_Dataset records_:
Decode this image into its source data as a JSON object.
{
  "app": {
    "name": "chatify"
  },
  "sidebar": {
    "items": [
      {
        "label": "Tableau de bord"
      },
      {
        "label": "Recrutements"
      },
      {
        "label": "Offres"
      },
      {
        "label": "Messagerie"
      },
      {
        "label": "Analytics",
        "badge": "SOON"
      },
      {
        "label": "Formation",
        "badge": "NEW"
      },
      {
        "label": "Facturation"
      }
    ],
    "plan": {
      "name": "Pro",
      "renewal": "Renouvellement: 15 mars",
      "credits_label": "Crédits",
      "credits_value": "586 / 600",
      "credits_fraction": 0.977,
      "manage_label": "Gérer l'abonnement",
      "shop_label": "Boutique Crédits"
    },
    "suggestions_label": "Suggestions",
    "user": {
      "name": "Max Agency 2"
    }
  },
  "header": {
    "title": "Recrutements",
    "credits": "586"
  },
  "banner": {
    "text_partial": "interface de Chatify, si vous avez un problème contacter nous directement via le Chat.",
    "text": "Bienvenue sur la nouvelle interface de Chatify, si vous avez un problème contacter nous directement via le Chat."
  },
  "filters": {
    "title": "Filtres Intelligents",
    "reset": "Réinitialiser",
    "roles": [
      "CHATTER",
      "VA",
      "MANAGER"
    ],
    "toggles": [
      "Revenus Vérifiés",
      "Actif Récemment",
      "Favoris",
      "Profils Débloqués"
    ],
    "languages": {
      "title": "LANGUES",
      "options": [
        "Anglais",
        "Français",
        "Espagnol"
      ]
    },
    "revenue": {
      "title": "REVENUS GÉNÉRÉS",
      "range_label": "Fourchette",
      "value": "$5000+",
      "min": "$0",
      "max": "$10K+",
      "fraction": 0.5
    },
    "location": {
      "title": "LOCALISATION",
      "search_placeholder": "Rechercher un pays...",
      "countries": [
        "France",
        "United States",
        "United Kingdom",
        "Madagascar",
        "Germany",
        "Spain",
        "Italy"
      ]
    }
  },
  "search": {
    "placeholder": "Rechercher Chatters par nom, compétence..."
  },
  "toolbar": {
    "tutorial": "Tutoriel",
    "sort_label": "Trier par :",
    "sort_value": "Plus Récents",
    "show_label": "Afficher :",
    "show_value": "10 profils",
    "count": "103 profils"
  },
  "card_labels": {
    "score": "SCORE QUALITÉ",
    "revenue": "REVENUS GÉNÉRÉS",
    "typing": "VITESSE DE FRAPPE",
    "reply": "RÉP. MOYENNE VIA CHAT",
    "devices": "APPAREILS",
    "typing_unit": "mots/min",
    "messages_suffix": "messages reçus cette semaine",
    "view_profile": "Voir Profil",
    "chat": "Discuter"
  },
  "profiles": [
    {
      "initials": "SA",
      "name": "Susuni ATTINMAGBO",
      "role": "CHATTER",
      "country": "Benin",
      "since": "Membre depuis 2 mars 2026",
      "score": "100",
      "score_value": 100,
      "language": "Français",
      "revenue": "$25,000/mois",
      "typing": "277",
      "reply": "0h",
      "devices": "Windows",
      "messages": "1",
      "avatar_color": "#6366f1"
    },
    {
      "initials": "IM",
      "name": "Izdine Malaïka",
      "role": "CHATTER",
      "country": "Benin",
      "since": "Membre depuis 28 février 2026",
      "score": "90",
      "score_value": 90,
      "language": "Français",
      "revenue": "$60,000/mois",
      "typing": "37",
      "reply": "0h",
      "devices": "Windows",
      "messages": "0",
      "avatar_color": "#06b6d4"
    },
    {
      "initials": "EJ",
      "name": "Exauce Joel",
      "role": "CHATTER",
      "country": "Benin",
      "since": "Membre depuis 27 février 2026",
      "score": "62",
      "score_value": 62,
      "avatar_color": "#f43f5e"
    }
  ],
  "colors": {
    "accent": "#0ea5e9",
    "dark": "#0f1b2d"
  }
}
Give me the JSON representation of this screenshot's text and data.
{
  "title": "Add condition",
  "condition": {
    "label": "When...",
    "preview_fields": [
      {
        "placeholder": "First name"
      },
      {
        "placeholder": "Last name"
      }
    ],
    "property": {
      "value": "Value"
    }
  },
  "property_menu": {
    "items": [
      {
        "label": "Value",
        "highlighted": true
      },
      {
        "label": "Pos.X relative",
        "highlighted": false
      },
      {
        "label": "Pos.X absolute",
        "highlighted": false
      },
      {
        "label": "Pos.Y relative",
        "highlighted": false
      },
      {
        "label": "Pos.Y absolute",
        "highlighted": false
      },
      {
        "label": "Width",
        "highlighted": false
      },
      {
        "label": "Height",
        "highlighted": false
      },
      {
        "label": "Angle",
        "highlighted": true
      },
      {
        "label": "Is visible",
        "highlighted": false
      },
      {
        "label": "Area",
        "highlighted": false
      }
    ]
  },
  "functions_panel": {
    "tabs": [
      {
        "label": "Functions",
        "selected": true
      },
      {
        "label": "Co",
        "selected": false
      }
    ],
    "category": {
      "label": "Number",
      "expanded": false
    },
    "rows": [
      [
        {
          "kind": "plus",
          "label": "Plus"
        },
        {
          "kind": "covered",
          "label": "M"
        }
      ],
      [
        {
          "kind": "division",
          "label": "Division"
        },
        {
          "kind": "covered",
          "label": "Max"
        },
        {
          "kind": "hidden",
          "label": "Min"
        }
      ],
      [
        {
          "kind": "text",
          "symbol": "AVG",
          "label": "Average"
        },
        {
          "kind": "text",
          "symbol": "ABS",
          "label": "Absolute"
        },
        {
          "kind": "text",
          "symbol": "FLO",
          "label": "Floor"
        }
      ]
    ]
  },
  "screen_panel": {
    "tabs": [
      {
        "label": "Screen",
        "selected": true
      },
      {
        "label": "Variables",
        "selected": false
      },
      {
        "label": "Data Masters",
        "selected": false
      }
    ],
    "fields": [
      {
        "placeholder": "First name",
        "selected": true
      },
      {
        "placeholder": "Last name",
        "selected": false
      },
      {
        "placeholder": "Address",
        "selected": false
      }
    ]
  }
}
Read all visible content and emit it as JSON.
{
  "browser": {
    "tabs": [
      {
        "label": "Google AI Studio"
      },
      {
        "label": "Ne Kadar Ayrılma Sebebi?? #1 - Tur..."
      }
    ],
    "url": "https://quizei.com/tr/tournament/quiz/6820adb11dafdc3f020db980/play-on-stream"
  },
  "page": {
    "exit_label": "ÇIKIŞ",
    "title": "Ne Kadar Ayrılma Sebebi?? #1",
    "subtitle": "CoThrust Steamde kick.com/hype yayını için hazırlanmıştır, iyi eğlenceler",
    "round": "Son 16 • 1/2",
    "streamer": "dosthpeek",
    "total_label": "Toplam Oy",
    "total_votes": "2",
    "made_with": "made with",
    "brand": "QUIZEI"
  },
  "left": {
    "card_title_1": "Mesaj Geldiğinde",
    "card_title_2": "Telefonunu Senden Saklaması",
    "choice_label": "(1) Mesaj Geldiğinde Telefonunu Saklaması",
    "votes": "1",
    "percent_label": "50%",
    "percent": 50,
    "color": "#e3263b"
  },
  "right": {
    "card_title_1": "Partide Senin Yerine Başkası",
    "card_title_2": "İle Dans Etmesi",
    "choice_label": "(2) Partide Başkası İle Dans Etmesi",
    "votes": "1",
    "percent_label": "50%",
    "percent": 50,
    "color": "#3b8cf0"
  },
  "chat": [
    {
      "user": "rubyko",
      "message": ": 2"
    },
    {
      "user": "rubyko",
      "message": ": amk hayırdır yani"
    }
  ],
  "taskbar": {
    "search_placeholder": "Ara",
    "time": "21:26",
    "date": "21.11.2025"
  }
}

_The problem_: Using the entries above, return each line in which the word "Sebebi" occurs.

_Correct response_:
        "label": "Ne Kadar Ayrılma Sebebi?? #1 - Tur..."
    "title": "Ne Kadar Ayrılma Sebebi?? #1",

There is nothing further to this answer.